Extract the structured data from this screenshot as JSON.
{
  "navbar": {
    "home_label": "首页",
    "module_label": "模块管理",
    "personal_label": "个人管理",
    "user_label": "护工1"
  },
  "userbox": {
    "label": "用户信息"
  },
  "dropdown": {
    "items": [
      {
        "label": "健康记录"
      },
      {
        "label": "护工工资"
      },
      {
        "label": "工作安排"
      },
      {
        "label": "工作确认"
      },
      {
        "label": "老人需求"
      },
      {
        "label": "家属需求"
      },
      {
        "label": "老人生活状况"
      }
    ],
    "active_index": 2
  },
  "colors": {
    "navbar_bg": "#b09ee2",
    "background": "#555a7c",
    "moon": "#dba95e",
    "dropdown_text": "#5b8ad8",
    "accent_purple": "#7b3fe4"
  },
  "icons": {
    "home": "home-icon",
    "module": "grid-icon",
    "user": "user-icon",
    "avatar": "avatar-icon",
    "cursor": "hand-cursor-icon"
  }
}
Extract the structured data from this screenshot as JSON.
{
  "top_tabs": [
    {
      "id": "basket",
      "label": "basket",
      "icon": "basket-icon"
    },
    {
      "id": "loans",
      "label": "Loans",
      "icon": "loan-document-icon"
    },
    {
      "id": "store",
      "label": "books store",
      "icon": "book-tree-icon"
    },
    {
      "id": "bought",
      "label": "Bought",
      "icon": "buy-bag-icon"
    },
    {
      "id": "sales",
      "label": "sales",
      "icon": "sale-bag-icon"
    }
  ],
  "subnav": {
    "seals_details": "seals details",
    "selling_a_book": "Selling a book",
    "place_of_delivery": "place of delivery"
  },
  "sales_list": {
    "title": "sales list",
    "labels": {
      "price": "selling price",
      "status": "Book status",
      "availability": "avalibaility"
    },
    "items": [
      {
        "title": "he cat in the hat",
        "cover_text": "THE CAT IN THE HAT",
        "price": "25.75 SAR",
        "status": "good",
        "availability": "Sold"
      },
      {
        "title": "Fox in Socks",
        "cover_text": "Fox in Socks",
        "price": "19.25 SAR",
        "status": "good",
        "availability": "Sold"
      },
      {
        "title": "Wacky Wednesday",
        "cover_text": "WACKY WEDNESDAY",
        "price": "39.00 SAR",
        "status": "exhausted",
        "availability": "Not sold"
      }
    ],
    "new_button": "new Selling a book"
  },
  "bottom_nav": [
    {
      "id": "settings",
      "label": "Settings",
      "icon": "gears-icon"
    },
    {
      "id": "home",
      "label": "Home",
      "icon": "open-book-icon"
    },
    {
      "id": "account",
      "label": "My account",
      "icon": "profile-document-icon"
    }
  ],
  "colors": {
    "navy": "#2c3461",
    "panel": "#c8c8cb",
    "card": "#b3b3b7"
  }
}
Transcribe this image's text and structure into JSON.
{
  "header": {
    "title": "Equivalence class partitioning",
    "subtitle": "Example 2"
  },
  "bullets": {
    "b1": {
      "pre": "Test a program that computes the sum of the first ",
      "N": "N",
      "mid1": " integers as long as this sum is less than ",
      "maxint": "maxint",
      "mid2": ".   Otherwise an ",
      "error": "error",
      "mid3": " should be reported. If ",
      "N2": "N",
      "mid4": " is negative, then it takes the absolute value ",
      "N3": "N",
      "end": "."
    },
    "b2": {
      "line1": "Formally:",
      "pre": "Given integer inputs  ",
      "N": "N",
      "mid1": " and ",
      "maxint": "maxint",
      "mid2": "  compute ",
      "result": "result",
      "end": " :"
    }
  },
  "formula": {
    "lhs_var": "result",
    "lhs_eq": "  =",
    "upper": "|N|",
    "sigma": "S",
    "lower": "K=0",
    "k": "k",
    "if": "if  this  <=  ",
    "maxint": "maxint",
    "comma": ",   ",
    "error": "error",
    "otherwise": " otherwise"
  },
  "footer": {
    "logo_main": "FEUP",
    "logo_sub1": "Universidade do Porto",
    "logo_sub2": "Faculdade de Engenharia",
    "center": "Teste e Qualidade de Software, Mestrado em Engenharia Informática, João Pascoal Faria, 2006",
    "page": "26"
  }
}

WHAT THE EXERCISE ASKS:
Collect, from the material above, every line containing the word "basket".

OUTPUT FOR THIS TASK:
      "id": "basket",
      "label": "basket",
      "icon": "basket-icon"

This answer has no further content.